━━ LISTED RECORDS
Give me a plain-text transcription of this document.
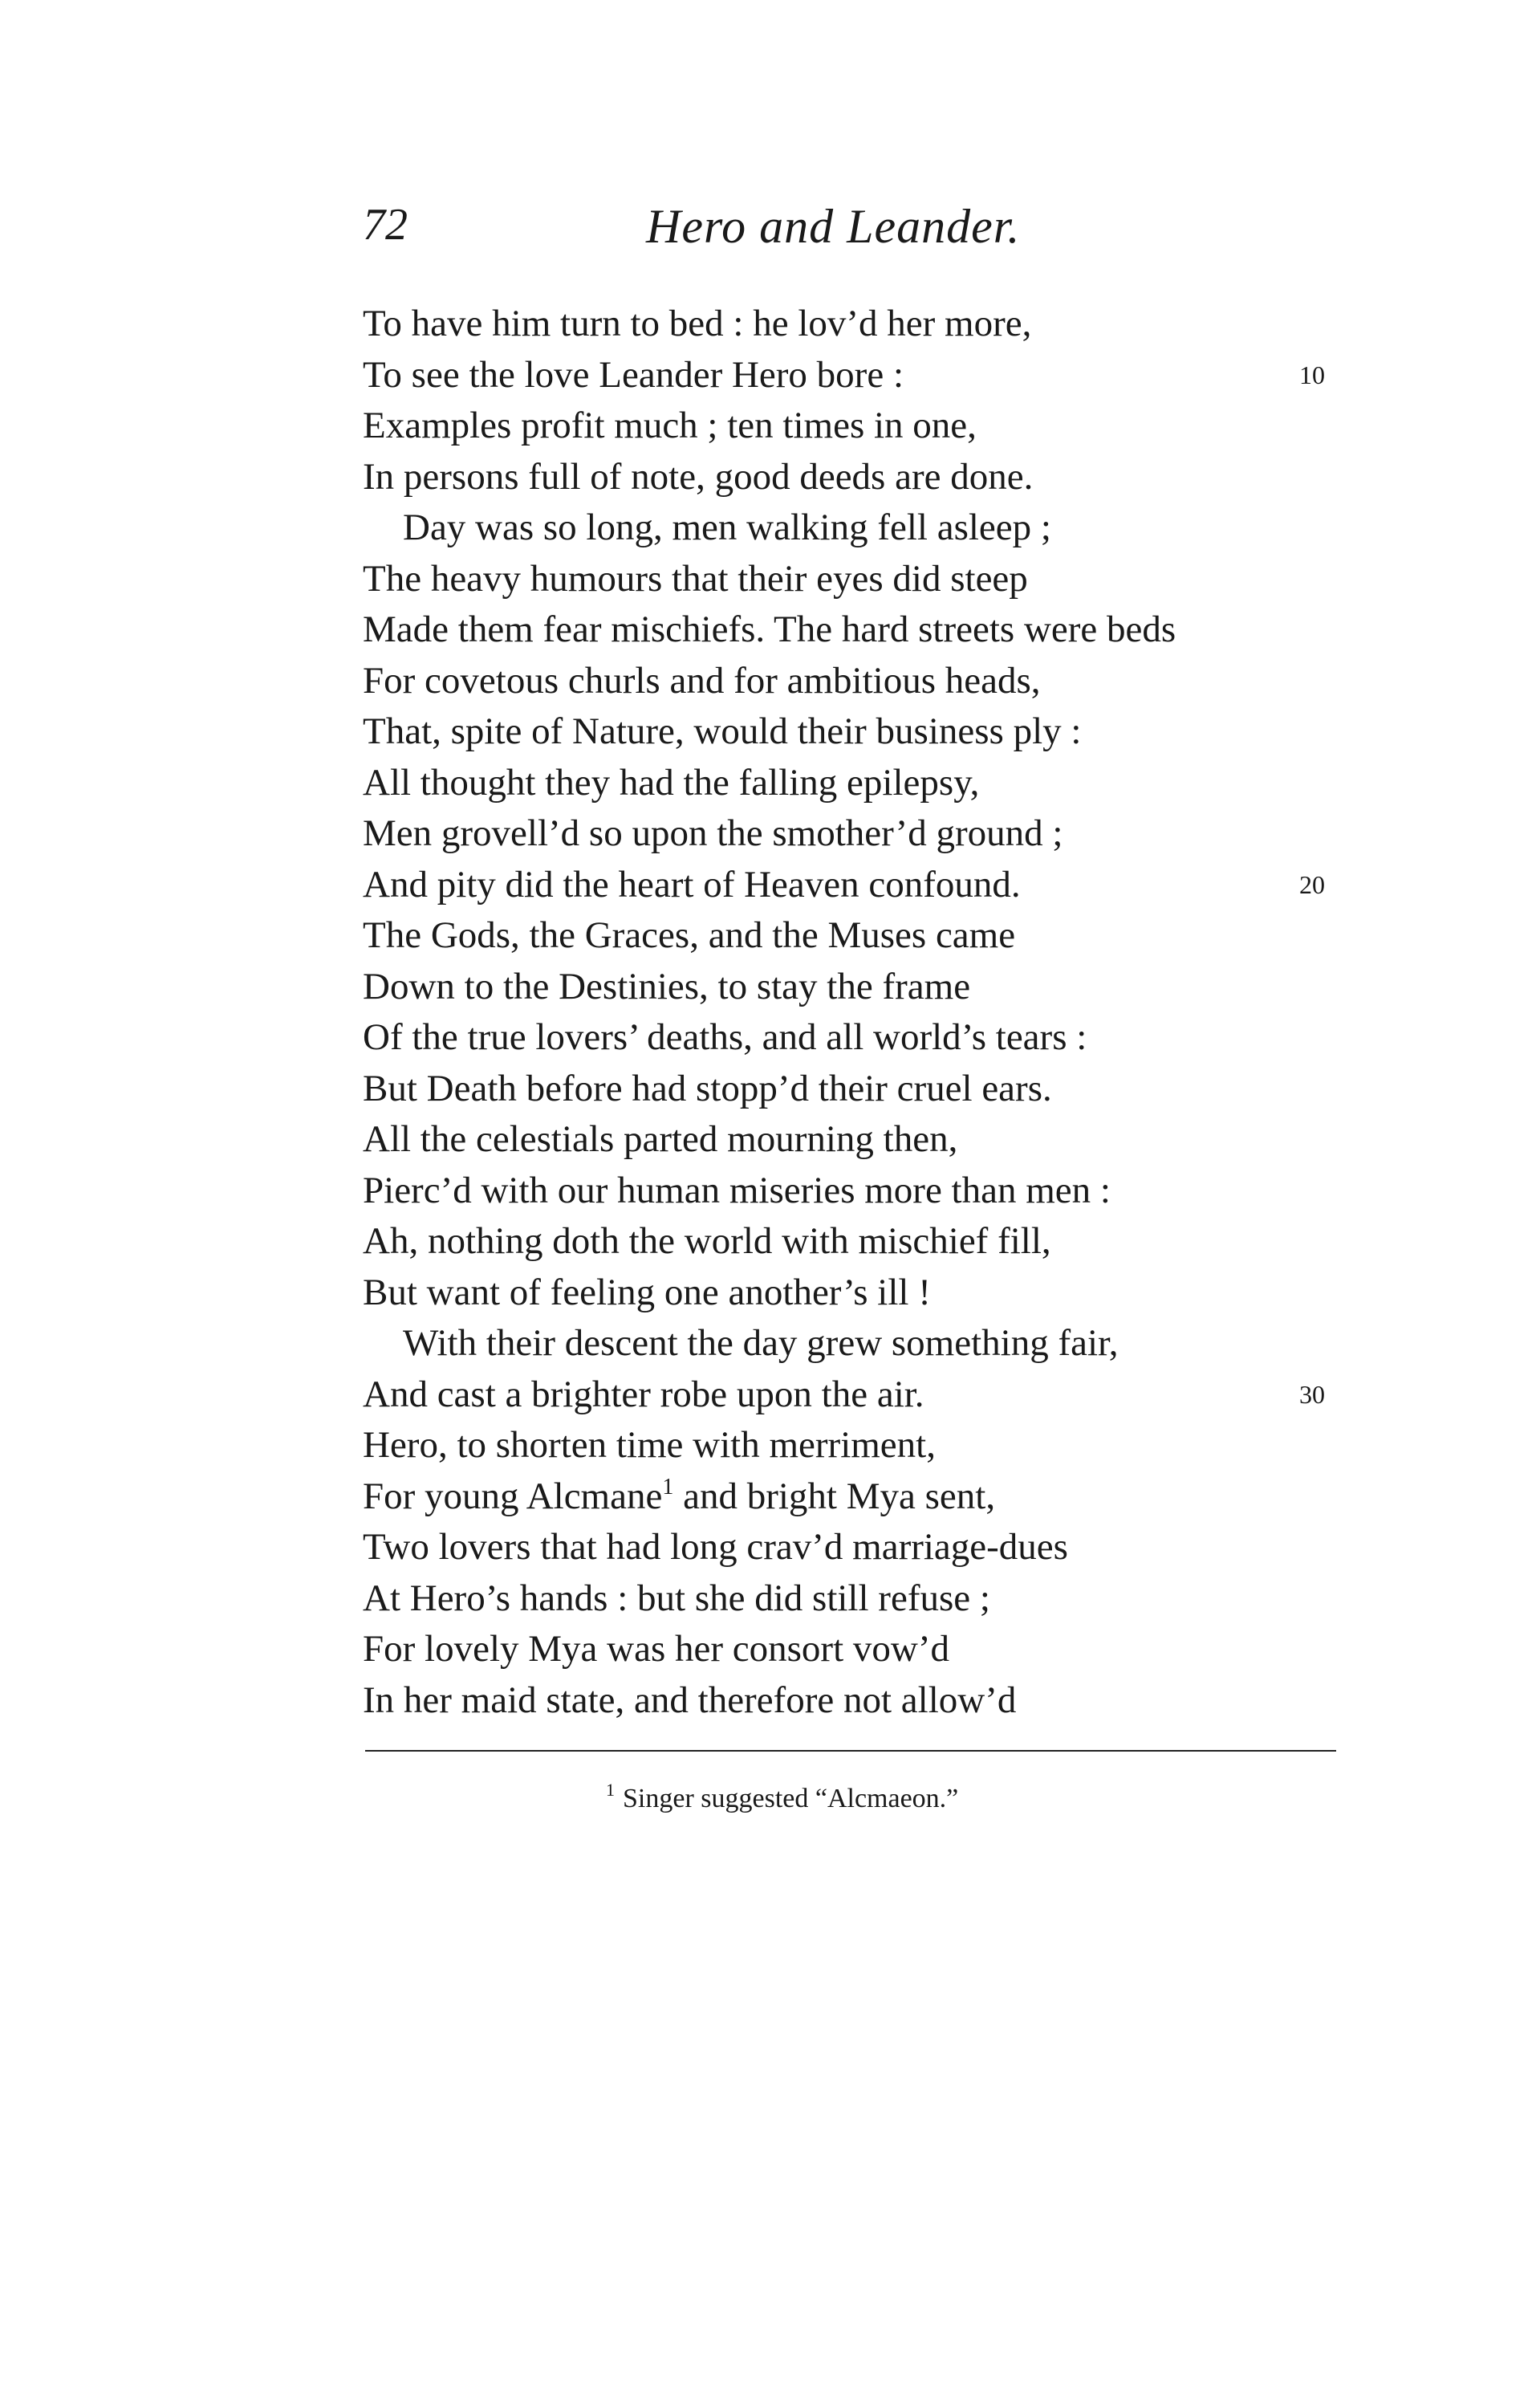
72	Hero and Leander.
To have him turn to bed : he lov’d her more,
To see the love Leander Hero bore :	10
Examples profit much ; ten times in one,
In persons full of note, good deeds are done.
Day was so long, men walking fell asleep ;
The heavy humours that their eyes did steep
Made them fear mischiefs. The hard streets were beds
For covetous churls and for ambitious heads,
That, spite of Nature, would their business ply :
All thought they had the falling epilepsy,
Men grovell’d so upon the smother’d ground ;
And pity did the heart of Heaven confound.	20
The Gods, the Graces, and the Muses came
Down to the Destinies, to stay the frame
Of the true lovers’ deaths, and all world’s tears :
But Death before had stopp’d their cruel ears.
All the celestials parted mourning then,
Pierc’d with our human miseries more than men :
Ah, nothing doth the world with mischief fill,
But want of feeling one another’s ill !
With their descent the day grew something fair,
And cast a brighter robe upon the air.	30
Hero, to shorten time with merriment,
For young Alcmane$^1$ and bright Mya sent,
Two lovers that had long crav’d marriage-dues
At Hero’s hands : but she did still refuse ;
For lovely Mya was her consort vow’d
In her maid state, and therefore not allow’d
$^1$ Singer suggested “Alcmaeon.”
━━━━
━━ LISTED RECORDS
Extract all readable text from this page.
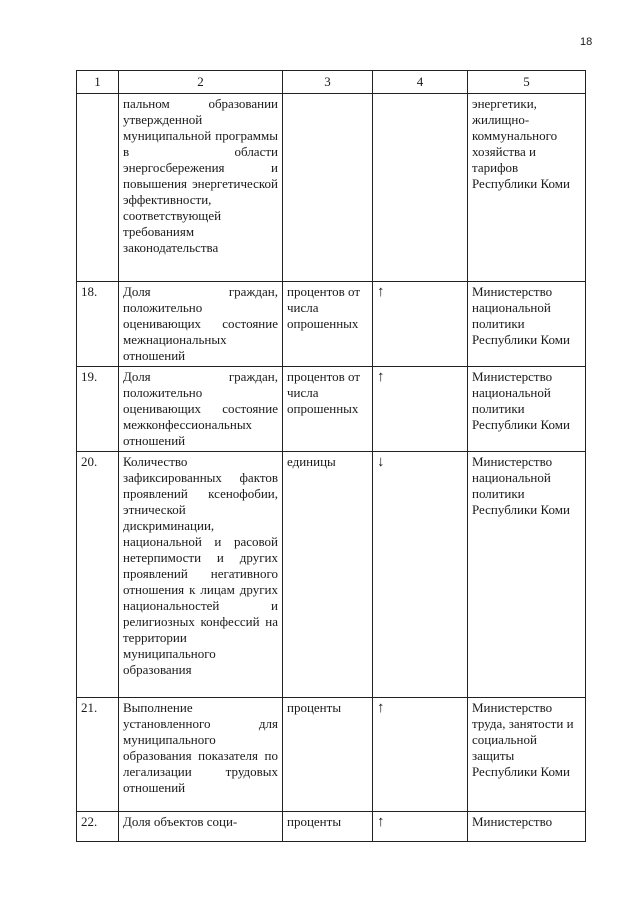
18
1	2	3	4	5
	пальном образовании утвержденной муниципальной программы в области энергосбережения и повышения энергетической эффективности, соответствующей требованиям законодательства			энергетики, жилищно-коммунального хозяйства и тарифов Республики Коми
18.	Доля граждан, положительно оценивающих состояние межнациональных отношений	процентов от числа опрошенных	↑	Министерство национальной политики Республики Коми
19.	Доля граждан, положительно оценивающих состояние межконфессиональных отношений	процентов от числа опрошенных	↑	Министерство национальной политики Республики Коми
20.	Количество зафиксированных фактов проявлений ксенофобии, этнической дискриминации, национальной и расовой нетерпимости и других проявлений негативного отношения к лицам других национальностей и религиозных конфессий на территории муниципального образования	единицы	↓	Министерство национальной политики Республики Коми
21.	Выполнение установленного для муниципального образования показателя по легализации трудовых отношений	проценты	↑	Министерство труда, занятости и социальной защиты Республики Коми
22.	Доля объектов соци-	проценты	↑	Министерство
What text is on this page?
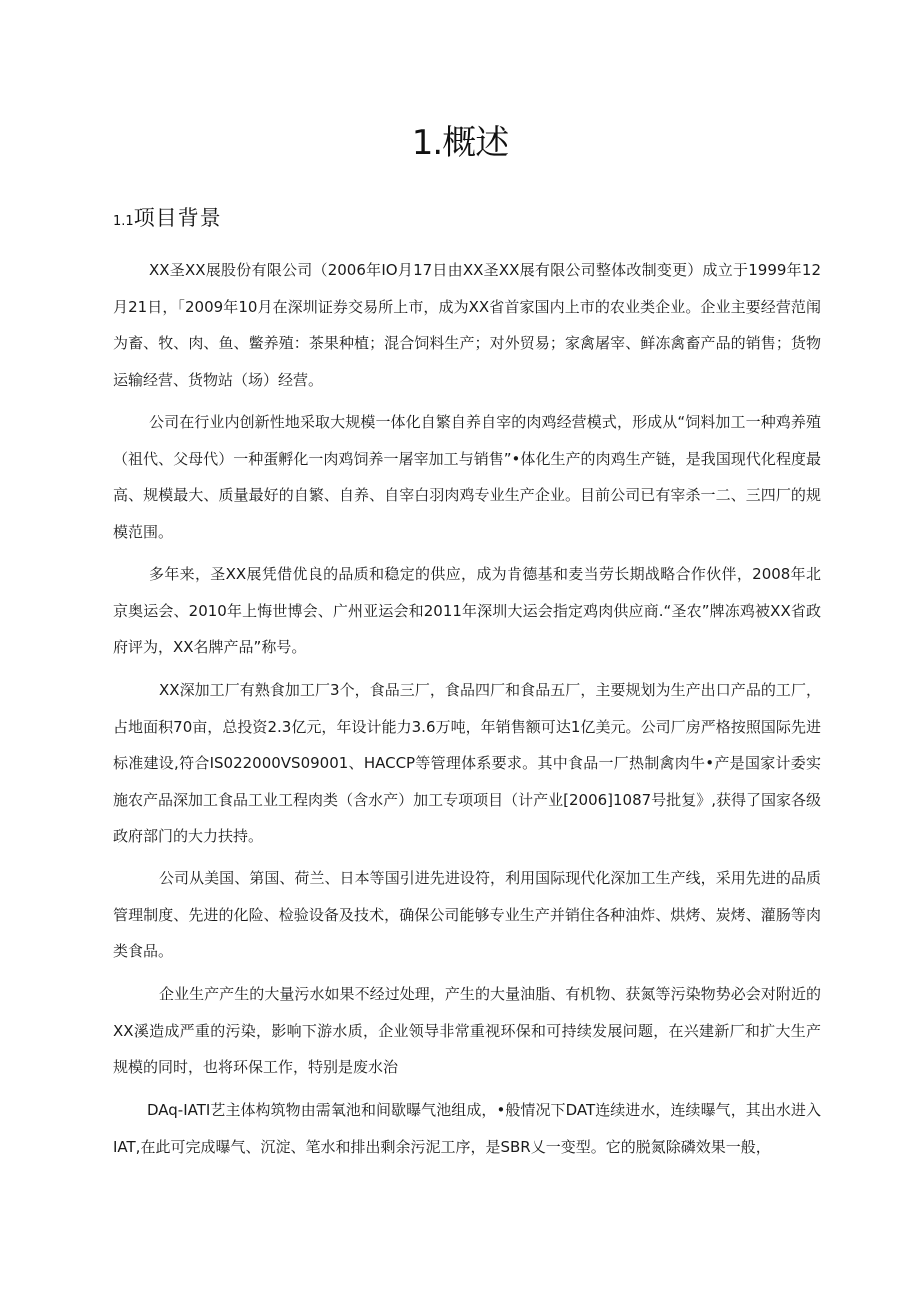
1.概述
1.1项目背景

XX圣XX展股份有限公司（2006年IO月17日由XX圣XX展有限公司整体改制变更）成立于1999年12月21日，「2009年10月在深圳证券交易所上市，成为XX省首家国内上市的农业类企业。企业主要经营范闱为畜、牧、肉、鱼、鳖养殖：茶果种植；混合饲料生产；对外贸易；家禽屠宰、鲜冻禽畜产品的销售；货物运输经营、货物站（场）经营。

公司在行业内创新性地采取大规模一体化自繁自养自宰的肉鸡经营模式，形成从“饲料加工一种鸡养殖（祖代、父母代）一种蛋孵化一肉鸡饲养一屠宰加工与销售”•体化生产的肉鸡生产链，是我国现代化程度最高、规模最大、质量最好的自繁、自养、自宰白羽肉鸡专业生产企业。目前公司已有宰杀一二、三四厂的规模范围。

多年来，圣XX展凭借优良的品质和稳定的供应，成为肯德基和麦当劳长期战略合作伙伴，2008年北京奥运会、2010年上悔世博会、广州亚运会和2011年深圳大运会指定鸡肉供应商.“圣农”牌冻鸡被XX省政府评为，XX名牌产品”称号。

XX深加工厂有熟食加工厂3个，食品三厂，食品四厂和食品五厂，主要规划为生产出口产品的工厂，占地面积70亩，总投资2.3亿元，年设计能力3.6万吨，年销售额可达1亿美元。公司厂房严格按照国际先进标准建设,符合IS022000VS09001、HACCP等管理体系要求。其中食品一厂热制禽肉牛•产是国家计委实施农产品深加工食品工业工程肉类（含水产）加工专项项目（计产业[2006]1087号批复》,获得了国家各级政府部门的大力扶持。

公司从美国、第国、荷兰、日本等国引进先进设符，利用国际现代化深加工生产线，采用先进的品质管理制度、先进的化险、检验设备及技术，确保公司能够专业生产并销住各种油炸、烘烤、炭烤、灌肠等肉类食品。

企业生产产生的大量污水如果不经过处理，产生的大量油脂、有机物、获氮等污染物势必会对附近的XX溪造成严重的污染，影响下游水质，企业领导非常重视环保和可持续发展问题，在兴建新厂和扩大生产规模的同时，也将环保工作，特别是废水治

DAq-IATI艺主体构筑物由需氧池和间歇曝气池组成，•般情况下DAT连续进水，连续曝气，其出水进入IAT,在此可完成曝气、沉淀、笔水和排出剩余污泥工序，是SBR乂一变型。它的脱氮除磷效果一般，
━━━━
▸ **SET PROBLEM**
Say how many lines of the data include the word "this". Respond with the number alone.

▸ **RESULT**
3